* _PROBLEM_:
Restate the entries below verbatim.

* _RECORDS PROVIDED_:
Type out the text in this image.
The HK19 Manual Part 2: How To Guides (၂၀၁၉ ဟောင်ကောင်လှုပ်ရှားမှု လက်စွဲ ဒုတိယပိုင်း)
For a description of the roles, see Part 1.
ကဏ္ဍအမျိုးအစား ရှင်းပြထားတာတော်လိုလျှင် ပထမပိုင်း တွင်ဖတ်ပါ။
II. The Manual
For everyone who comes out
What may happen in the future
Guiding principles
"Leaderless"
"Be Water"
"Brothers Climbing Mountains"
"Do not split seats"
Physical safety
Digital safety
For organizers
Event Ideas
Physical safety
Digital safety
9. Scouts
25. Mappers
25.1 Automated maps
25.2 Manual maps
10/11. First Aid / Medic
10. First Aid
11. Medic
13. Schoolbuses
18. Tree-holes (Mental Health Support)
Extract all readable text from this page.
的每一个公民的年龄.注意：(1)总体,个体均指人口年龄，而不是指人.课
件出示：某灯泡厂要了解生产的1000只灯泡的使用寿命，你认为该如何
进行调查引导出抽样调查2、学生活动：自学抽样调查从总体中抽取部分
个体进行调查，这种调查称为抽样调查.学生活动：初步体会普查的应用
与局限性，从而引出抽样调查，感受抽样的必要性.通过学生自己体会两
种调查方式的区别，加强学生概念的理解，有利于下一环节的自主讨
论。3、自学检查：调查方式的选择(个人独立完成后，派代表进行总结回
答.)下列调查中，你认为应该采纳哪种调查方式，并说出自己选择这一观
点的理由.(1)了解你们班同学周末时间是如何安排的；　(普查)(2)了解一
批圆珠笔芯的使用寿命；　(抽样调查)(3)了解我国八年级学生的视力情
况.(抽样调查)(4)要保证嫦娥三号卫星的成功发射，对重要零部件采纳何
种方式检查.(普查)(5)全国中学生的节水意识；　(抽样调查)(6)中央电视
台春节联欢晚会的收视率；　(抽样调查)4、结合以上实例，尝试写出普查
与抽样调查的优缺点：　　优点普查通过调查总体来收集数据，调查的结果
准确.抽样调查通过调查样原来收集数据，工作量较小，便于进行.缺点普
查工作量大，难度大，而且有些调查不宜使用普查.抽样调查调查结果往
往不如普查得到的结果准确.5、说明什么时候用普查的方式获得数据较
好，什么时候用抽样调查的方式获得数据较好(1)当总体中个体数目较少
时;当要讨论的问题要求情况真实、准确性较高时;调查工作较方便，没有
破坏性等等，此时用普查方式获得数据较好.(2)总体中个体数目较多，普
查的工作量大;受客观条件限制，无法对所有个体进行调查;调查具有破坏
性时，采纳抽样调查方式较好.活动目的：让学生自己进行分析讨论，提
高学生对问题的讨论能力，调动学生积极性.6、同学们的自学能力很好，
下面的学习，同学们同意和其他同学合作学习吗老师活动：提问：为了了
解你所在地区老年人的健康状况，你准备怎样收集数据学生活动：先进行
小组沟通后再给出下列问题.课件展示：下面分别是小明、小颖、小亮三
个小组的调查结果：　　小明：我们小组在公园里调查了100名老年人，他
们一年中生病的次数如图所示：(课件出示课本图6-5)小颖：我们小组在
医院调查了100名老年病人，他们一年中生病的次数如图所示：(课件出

* _RESPONSE FOR THIS EXERCISE_:
Type out the text in this image.
The HK19 Manual Part 2: How To Guides (၂၀၁၉ ဟောင်ကောင်လှုပ်ရှားမှု လက်စွဲ ဒုတိယပိုင်း)
For a description of the roles, see Part 1.
ကဏ္ဍအမျိုးအစား ရှင်းပြထားတာတော်လိုလျှင် ပထမပိုင်း တွင်ဖတ်ပါ။
II. The Manual
For everyone who comes out
What may happen in the future
Guiding principles
"Leaderless"
"Be Water"
"Brothers Climbing Mountains"
"Do not split seats"
Physical safety
Digital safety
For organizers
Event Ideas
Physical safety
Digital safety
9. Scouts
25. Mappers
25.1 Automated maps
25.2 Manual maps
10/11. First Aid / Medic
10. First Aid
11. Medic
13. Schoolbuses
18. Tree-holes (Mental Health Support)
Extract all readable text from this page.
的每一个公民的年龄.注意：(1)总体,个体均指人口年龄，而不是指人.课
件出示：某灯泡厂要了解生产的1000只灯泡的使用寿命，你认为该如何
进行调查引导出抽样调查2、学生活动：自学抽样调查从总体中抽取部分
个体进行调查，这种调查称为抽样调查.学生活动：初步体会普查的应用
与局限性，从而引出抽样调查，感受抽样的必要性.通过学生自己体会两
种调查方式的区别，加强学生概念的理解，有利于下一环节的自主讨
论。3、自学检查：调查方式的选择(个人独立完成后，派代表进行总结回
答.)下列调查中，你认为应该采纳哪种调查方式，并说出自己选择这一观
点的理由.(1)了解你们班同学周末时间是如何安排的；　(普查)(2)了解一
批圆珠笔芯的使用寿命；　(抽样调查)(3)了解我国八年级学生的视力情
况.(抽样调查)(4)要保证嫦娥三号卫星的成功发射，对重要零部件采纳何
种方式检查.(普查)(5)全国中学生的节水意识；　(抽样调查)(6)中央电视
台春节联欢晚会的收视率；　(抽样调查)4、结合以上实例，尝试写出普查
与抽样调查的优缺点：　　优点普查通过调查总体来收集数据，调查的结果
准确.抽样调查通过调查样原来收集数据，工作量较小，便于进行.缺点普
查工作量大，难度大，而且有些调查不宜使用普查.抽样调查调查结果往
往不如普查得到的结果准确.5、说明什么时候用普查的方式获得数据较
好，什么时候用抽样调查的方式获得数据较好(1)当总体中个体数目较少
时;当要讨论的问题要求情况真实、准确性较高时;调查工作较方便，没有
破坏性等等，此时用普查方式获得数据较好.(2)总体中个体数目较多，普
查的工作量大;受客观条件限制，无法对所有个体进行调查;调查具有破坏
性时，采纳抽样调查方式较好.活动目的：让学生自己进行分析讨论，提
高学生对问题的讨论能力，调动学生积极性.6、同学们的自学能力很好，
下面的学习，同学们同意和其他同学合作学习吗老师活动：提问：为了了
解你所在地区老年人的健康状况，你准备怎样收集数据学生活动：先进行
小组沟通后再给出下列问题.课件展示：下面分别是小明、小颖、小亮三
个小组的调查结果：　　小明：我们小组在公园里调查了100名老年人，他
们一年中生病的次数如图所示：(课件出示课本图6-5)小颖：我们小组在
医院调查了100名老年病人，他们一年中生病的次数如图所示：(课件出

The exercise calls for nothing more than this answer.